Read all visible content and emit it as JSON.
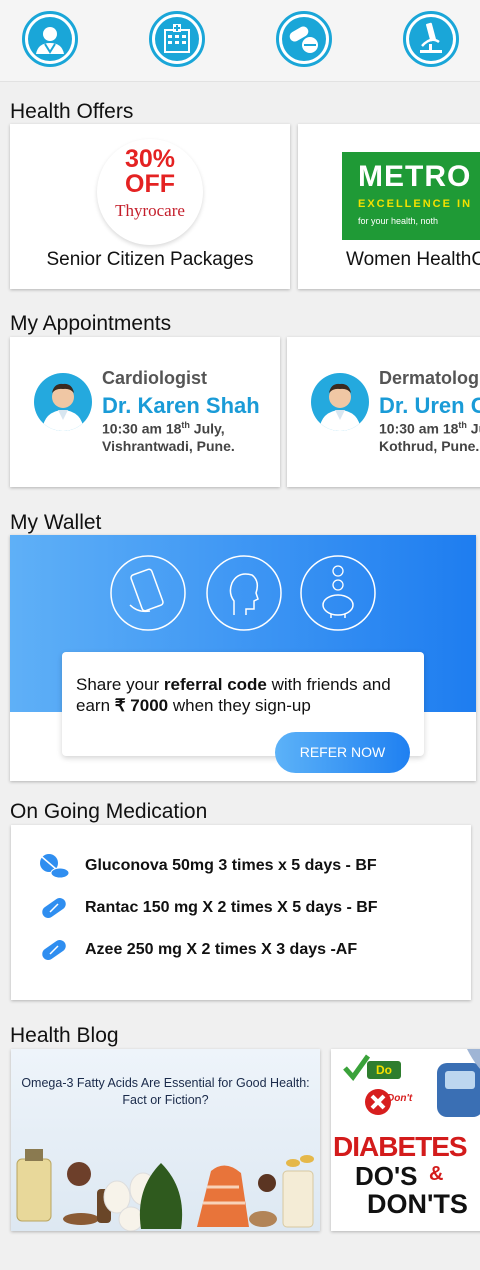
{
  "topnav": {
    "icons": [
      "doctor-icon",
      "hospital-icon",
      "pills-icon",
      "microscope-icon"
    ]
  },
  "offers": {
    "title": "Health Offers",
    "items": [
      {
        "label": "Senior Citizen Packages",
        "badge_top": "30%",
        "badge_mid": "OFF",
        "brand": "Thyrocare"
      },
      {
        "label": "Women HealthC",
        "brand": "METRO",
        "tagline": "EXCELLENCE IN",
        "sub": "for your health, noth"
      }
    ]
  },
  "appointments": {
    "title": "My Appointments",
    "items": [
      {
        "specialty": "Cardiologist",
        "doctor": "Dr. Karen Shah",
        "time": "10:30 am 18",
        "time_sup": "th",
        "time_rest": " July,",
        "place": "Vishrantwadi, Pune."
      },
      {
        "specialty": "Dermatolog",
        "doctor": "Dr. Uren C",
        "time": "10:30 am 18",
        "time_sup": "th",
        "time_rest": " Ju",
        "place": "Kothrud, Pune."
      }
    ]
  },
  "wallet": {
    "title": "My Wallet",
    "text_pre": "Share your ",
    "text_bold": "referral code",
    "text_mid": " with friends and earn ",
    "text_amount": "₹ 7000",
    "text_post": " when they sign-up",
    "button": "REFER NOW"
  },
  "medication": {
    "title": "On Going Medication",
    "items": [
      {
        "text": "Gluconova 50mg 3 times x 5 days - BF",
        "icon": "pills-icon"
      },
      {
        "text": "Rantac 150 mg X 2 times X 5 days - BF",
        "icon": "capsule-icon"
      },
      {
        "text": "Azee 250 mg X 2 times X 3 days -AF",
        "icon": "capsule-icon"
      }
    ]
  },
  "blog": {
    "title": "Health Blog",
    "items": [
      {
        "headline": "Omega-3 Fatty Acids Are Essential for Good Health: Fact or Fiction?"
      },
      {
        "do": "Do",
        "dont": "Don't",
        "title1": "DIABETES",
        "title2": "DO'S",
        "amp": "&",
        "title3": "DON'TS"
      }
    ]
  },
  "colors": {
    "accent": "#1aa6d8",
    "doctor_name": "#1a9bd7",
    "wallet_gradient": [
      "#5fb0f7",
      "#1e7df0"
    ]
  }
}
──────────────────────────────
Count how many lines contain "times" and give only that count.

• RESULT
3